■ Task brief:
Each line that includes "nhiêu" counts once; give the total and nothing besides.
--- start Material provided ---
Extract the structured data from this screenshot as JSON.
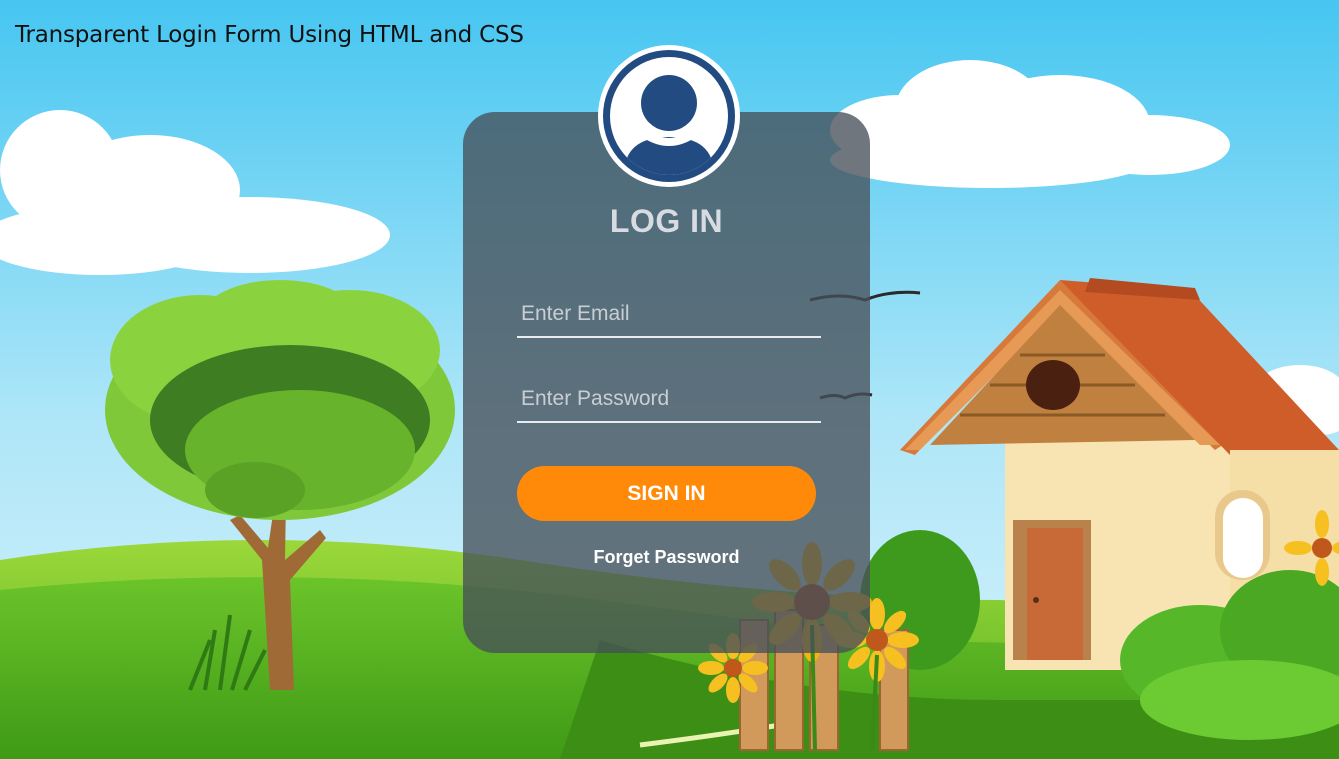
{
  "page_title": "Transparent Login Form Using HTML and CSS",
  "login": {
    "title": "LOG IN",
    "email_placeholder": "Enter Email",
    "password_placeholder": "Enter Password",
    "signin_label": "SIGN IN",
    "forgot_label": "Forget Password"
  },
  "colors": {
    "sky_top": "#4fc9f2",
    "grass": "#5cb82a",
    "card_overlay": "#46505a",
    "accent_orange": "#ff8a0a",
    "avatar_blue": "#224b82"
  },
  "icons": [
    "user-avatar-icon"
  ]
}
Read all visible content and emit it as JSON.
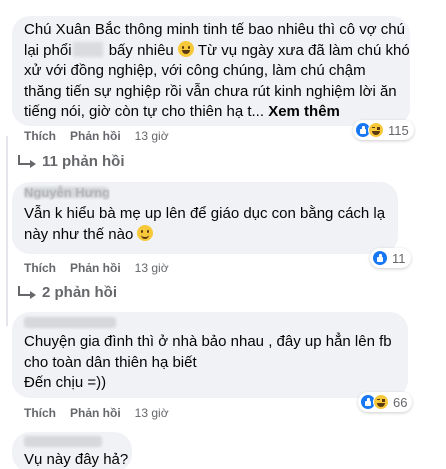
{
  "comments": [
    {
      "text_lines": [
        [
          "Chú Xuân Bắc thông minh tinh tế bao nhiêu thì cô vợ chú"
        ],
        [
          "lại phổi",
          "bấy nhiêu"
        ],
        [
          "xử với đồng nghiệp, với công chúng, làm chú chậm"
        ],
        [
          "thăng tiến sự nghiệp rồi vẫn chưa rút kinh nghiệm lời ăn"
        ],
        [
          "tiếng nói, giờ còn tự cho thiên hạ t..."
        ]
      ],
      "line2_tail": "Từ vụ ngày xưa đã làm chú khó",
      "see_more": "Xem thêm",
      "actions": {
        "like": "Thích",
        "reply": "Phản hồi",
        "time": "13 giờ"
      },
      "reaction_count": "115",
      "replies_label": "11 phản hồi"
    },
    {
      "author": "Nguyễn Hưng",
      "text_lines": [
        "Vẫn k hiểu bà mẹ up lên để giáo dục con bằng cách lạ",
        "này như thế nào"
      ],
      "actions": {
        "like": "Thích",
        "reply": "Phản hồi",
        "time": "13 giờ"
      },
      "reaction_count": "11",
      "replies_label": "2 phản hồi"
    },
    {
      "text_lines": [
        "Chuyện gia đình thì ở nhà bảo nhau , đây up hẳn lên fb",
        "cho toàn dân thiên hạ biết",
        "Đến chịu =))"
      ],
      "actions": {
        "like": "Thích",
        "reply": "Phản hồi",
        "time": "13 giờ"
      },
      "reaction_count": "66"
    },
    {
      "text_lines": [
        "Vụ này đây hả?"
      ]
    }
  ],
  "colors": {
    "bubble": "#f0f2f5",
    "secondary_text": "#65676b",
    "like_blue": "#1877f2",
    "haha_yellow": "#f7c83a"
  },
  "icons": {
    "like": "like-reaction-icon",
    "haha": "haha-reaction-icon",
    "reply_arrow": "reply-arrow-icon",
    "smile": "smile-emoji-icon",
    "laugh": "laugh-emoji-icon"
  }
}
--- end Material provided ---
■ Correct answer:
2